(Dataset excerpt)
________________
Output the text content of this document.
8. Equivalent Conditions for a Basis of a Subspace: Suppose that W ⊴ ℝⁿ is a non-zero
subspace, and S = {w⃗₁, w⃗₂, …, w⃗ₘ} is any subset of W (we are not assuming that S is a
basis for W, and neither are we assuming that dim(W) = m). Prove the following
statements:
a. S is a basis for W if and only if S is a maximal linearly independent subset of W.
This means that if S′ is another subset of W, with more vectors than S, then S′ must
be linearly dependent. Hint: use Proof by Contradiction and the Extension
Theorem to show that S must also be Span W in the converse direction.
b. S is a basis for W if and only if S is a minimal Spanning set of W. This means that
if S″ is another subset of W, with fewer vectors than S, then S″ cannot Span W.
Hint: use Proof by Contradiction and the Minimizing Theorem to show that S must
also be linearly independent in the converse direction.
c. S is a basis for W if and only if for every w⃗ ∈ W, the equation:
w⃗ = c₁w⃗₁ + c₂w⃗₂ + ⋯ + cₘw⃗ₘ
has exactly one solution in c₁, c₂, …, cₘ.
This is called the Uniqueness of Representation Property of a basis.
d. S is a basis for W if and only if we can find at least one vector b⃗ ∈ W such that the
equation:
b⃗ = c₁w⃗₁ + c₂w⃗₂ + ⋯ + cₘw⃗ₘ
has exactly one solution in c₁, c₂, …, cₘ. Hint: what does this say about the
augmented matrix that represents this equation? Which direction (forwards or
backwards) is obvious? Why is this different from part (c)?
________________
- _What you should do_: Pull out all lines of the data with the string "equation".

- _Complete output_:
c. S is a basis for W if and only if for every w⃗ ∈ W, the equation:
equation:
augmented matrix that represents this equation? Which direction (forwards or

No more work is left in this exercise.